▶ [PROBLEM TO SOLVE]:
Read through the entries below and return each line with the word "大气污染物综合排放标准".

[Recorded data]
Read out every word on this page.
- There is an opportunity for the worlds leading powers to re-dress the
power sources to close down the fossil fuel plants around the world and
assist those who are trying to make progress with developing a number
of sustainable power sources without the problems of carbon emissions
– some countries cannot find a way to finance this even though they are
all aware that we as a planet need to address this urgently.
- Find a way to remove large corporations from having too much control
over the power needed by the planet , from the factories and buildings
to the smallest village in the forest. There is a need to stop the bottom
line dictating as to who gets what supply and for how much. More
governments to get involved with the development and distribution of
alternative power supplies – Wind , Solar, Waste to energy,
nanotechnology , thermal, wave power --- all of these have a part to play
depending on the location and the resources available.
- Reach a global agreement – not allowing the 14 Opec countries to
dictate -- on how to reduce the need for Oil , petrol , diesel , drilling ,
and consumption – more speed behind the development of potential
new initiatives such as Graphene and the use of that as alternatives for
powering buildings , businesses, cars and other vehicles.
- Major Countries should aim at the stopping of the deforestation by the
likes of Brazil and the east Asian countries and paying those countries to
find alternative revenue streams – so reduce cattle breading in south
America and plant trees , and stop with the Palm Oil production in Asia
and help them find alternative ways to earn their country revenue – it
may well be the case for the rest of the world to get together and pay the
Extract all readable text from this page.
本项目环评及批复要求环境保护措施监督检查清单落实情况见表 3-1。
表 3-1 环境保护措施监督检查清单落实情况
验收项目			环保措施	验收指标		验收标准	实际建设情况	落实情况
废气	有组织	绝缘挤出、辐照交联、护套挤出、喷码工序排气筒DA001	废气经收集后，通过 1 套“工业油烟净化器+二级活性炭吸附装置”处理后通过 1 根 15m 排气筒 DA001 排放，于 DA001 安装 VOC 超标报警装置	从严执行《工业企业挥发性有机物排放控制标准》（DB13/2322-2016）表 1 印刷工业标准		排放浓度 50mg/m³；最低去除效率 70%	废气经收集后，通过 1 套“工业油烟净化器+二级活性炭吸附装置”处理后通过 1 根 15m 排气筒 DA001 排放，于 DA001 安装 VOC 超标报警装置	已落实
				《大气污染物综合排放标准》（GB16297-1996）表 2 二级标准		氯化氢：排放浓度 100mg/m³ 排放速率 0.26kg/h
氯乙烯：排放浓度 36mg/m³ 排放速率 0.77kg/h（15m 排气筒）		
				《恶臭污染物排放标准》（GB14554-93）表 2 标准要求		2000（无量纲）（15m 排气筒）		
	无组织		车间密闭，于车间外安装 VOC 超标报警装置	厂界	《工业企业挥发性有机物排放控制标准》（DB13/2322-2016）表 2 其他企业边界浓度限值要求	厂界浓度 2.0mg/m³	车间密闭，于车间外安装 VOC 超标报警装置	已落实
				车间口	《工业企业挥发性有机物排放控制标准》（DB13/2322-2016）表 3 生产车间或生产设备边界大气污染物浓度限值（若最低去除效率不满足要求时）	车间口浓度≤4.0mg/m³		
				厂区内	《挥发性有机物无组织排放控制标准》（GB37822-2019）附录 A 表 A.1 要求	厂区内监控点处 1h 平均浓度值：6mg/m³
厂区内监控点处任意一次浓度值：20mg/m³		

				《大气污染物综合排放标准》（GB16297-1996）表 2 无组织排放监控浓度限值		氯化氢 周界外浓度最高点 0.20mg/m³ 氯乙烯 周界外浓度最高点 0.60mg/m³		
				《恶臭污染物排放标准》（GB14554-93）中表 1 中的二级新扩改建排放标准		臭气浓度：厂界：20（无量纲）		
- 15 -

▶ [THE ANSWER]:
				《大气污染物综合排放标准》（GB16297-1996）表 2 二级标准		氯化氢：排放浓度 100mg/m³ 排放速率 0.26kg/h
				《大气污染物综合排放标准》（GB16297-1996）表 2 无组织排放监控浓度限值		氯化氢 周界外浓度最高点 0.20mg/m³ 氯乙烯 周界外浓度最高点 0.60mg/m³		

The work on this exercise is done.